State the number of lines that contain "июля", with no other text.

::::::

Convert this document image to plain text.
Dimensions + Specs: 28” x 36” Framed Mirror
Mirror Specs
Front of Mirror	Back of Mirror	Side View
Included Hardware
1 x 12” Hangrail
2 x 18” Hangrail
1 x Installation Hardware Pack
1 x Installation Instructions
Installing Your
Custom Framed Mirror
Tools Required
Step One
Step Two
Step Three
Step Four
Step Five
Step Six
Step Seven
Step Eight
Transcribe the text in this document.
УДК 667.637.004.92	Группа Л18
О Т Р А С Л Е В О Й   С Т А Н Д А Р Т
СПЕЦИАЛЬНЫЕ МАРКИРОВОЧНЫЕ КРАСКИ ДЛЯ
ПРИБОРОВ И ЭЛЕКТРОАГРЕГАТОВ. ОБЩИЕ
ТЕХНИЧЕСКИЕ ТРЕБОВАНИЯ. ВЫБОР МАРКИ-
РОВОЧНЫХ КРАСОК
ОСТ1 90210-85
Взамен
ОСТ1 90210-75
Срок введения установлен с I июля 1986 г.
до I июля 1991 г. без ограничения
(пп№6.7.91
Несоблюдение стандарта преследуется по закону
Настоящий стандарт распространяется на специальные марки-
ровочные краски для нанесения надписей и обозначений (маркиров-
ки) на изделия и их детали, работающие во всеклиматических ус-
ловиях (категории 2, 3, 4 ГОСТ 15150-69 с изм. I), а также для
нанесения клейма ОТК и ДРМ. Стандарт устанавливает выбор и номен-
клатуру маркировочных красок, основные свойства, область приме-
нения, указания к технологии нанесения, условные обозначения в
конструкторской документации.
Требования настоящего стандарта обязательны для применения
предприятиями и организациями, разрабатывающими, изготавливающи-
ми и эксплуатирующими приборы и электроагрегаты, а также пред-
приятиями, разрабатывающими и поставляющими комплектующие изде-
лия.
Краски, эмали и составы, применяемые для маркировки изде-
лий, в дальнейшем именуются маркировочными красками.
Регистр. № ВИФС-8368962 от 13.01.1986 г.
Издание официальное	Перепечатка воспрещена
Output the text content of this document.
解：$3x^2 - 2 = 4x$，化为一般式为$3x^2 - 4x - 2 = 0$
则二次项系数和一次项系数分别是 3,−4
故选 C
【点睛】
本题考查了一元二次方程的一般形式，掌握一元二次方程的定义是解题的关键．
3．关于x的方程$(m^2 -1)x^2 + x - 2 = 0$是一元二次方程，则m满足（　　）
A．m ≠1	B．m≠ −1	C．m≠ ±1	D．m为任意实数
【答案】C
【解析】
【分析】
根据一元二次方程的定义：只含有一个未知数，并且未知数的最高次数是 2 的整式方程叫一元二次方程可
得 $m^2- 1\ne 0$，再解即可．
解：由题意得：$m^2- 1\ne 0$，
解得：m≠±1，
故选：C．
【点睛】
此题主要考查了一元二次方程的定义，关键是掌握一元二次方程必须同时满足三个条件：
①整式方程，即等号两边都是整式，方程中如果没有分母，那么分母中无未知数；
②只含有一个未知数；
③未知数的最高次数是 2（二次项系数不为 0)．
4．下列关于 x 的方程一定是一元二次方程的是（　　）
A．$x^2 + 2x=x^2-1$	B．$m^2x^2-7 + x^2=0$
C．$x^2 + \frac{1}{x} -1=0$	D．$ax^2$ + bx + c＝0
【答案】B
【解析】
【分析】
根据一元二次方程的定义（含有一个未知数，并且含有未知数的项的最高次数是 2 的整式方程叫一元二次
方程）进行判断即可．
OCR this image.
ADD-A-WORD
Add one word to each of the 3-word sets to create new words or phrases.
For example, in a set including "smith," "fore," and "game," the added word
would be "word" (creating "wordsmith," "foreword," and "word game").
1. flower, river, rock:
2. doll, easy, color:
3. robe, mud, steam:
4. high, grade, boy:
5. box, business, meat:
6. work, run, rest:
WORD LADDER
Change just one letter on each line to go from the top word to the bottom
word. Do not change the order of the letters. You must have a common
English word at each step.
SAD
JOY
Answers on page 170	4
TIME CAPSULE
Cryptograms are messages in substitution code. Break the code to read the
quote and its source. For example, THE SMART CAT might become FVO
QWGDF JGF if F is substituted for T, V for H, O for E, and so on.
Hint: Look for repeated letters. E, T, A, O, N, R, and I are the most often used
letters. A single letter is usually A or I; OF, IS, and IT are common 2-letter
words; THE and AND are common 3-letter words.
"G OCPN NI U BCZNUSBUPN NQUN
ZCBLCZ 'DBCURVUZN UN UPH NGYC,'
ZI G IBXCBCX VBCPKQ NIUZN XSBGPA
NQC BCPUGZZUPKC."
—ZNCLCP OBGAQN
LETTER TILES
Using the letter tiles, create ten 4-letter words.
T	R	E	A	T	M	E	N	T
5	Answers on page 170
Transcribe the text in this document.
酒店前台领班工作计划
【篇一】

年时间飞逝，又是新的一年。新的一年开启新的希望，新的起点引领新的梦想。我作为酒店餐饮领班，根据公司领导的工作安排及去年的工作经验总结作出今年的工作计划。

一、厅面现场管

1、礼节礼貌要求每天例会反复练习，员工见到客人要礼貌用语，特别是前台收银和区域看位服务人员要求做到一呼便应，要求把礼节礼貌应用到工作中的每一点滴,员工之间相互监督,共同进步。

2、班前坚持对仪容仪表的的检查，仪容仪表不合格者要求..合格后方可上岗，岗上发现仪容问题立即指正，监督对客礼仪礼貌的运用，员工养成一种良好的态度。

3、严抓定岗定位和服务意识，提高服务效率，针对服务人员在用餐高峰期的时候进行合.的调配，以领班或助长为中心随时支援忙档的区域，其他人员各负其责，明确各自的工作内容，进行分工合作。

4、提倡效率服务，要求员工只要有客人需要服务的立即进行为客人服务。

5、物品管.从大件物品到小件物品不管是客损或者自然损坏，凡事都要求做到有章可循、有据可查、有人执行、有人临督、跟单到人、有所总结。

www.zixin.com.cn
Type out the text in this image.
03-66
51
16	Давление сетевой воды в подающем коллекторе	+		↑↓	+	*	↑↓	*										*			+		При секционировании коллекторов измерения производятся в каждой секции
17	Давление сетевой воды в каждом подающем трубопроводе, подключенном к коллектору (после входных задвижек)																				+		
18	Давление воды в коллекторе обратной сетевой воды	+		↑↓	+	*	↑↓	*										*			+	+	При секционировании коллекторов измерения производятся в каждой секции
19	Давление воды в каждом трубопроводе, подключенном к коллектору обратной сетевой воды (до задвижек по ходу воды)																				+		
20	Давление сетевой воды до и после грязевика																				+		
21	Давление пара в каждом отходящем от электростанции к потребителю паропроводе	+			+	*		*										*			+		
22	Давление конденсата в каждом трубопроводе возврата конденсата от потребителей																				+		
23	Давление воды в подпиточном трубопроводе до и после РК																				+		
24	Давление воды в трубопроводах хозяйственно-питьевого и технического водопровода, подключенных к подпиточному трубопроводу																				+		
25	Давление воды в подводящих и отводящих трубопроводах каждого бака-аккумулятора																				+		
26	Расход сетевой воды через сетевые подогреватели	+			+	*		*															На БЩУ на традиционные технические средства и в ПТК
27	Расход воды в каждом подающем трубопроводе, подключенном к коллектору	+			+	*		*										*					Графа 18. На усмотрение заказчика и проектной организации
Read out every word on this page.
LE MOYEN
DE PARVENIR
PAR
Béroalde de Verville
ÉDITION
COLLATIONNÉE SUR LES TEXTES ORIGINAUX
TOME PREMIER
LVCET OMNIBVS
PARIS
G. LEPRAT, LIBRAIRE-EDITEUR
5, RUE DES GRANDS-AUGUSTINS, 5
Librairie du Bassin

::::::

> **ANSWER BELOW**
2